§ Task description
Can you rewrite these items with "stats-row-label" replaced by "stats-row-name" everywhere it appears, leaving everything else unchanged and the pictures out of your answer?

::: Recorded information

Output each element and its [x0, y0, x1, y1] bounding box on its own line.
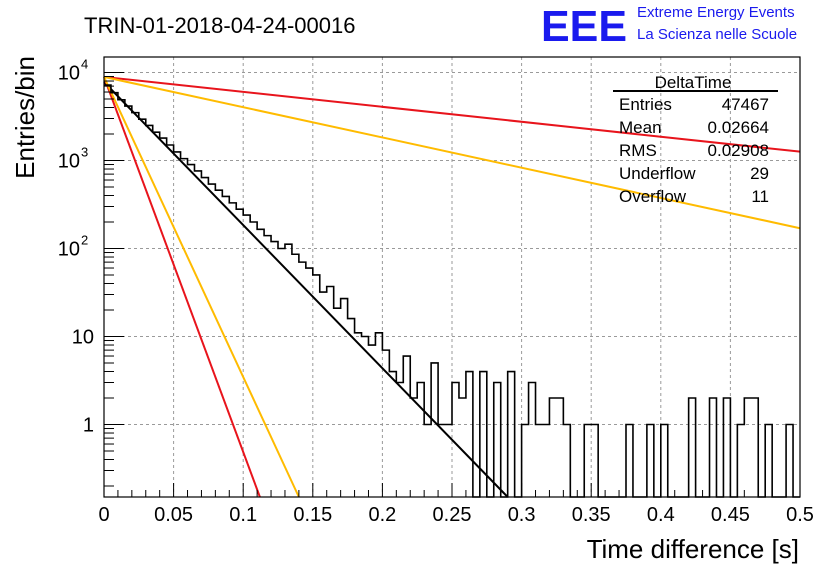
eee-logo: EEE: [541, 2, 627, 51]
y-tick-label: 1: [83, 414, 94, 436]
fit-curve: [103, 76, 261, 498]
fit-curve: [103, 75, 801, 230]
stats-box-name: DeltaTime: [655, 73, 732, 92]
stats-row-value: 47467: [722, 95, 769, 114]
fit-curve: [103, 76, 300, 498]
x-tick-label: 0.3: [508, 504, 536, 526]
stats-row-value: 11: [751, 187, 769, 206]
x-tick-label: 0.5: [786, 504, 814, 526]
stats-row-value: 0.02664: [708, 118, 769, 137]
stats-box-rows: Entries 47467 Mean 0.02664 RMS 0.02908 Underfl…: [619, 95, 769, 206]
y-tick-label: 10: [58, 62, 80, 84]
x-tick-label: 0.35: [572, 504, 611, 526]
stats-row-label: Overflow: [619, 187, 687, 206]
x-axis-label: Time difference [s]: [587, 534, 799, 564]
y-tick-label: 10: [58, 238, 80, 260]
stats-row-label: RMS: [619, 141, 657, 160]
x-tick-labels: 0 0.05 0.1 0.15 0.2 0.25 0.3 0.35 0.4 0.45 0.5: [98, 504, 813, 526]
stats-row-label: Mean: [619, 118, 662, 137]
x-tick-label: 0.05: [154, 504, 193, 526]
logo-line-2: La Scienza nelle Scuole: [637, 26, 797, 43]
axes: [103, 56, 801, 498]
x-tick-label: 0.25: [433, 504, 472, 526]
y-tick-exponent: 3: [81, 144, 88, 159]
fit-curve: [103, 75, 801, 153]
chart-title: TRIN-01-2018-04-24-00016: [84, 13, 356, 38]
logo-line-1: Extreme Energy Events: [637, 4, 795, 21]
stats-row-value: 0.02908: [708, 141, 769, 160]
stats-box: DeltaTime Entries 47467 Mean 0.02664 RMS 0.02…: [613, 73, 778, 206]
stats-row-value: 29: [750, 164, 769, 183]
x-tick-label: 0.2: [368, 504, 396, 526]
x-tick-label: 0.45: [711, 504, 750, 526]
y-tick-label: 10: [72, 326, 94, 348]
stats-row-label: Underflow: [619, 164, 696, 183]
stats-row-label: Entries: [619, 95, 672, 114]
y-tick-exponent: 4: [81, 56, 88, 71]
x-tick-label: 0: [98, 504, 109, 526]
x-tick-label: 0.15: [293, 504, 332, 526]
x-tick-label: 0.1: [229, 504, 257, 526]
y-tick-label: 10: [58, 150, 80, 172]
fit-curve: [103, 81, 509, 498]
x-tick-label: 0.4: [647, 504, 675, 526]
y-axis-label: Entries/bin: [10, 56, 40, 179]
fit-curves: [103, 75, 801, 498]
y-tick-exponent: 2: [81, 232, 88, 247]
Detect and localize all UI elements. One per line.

::::::

§ Answer to this problem
Output each element and its [x0, y0, x1, y1] bounding box on its own line.
eee-logo: EEE: [541, 2, 627, 51]
y-tick-label: 1: [83, 414, 94, 436]
fit-curve: [103, 76, 261, 498]
fit-curve: [103, 75, 801, 230]
stats-box-name: DeltaTime: [655, 73, 732, 92]
stats-row-value: 47467: [722, 95, 769, 114]
fit-curve: [103, 76, 300, 498]
x-tick-label: 0.3: [508, 504, 536, 526]
stats-row-value: 11: [751, 187, 769, 206]
x-tick-label: 0.5: [786, 504, 814, 526]
stats-row-value: 0.02664: [708, 118, 769, 137]
stats-box-rows: Entries 47467 Mean 0.02664 RMS 0.02908 Underfl…: [619, 95, 769, 206]
y-tick-label: 10: [58, 62, 80, 84]
x-tick-label: 0.35: [572, 504, 611, 526]
stats-row-name: Overflow: [619, 187, 687, 206]
x-axis-label: Time difference [s]: [587, 534, 799, 564]
y-tick-label: 10: [58, 238, 80, 260]
stats-row-name: RMS: [619, 141, 657, 160]
x-tick-labels: 0 0.05 0.1 0.15 0.2 0.25 0.3 0.35 0.4 0.45 0.5: [98, 504, 813, 526]
stats-row-name: Mean: [619, 118, 662, 137]
x-tick-label: 0.05: [154, 504, 193, 526]
logo-line-2: La Scienza nelle Scuole: [637, 26, 797, 43]
axes: [103, 56, 801, 498]
x-tick-label: 0.25: [433, 504, 472, 526]
y-tick-exponent: 3: [81, 144, 88, 159]
fit-curve: [103, 75, 801, 153]
chart-title: TRIN-01-2018-04-24-00016: [84, 13, 356, 38]
logo-line-1: Extreme Energy Events: [637, 4, 795, 21]
stats-row-value: 0.02908: [708, 141, 769, 160]
stats-box: DeltaTime Entries 47467 Mean 0.02664 RMS 0.02…: [613, 73, 778, 206]
stats-row-value: 29: [750, 164, 769, 183]
x-tick-label: 0.2: [368, 504, 396, 526]
x-tick-label: 0.45: [711, 504, 750, 526]
y-tick-label: 10: [72, 326, 94, 348]
stats-row-name: Underflow: [619, 164, 696, 183]
stats-row-name: Entries: [619, 95, 672, 114]
y-tick-exponent: 4: [81, 56, 88, 71]
x-tick-label: 0: [98, 504, 109, 526]
x-tick-label: 0.15: [293, 504, 332, 526]
x-tick-label: 0.1: [229, 504, 257, 526]
y-tick-label: 10: [58, 150, 80, 172]
fit-curve: [103, 81, 509, 498]
x-tick-label: 0.4: [647, 504, 675, 526]
y-axis-label: Entries/bin: [10, 56, 40, 179]
fit-curves: [103, 75, 801, 498]
y-tick-exponent: 2: [81, 232, 88, 247]
Detect and localize all UI elements. One per line.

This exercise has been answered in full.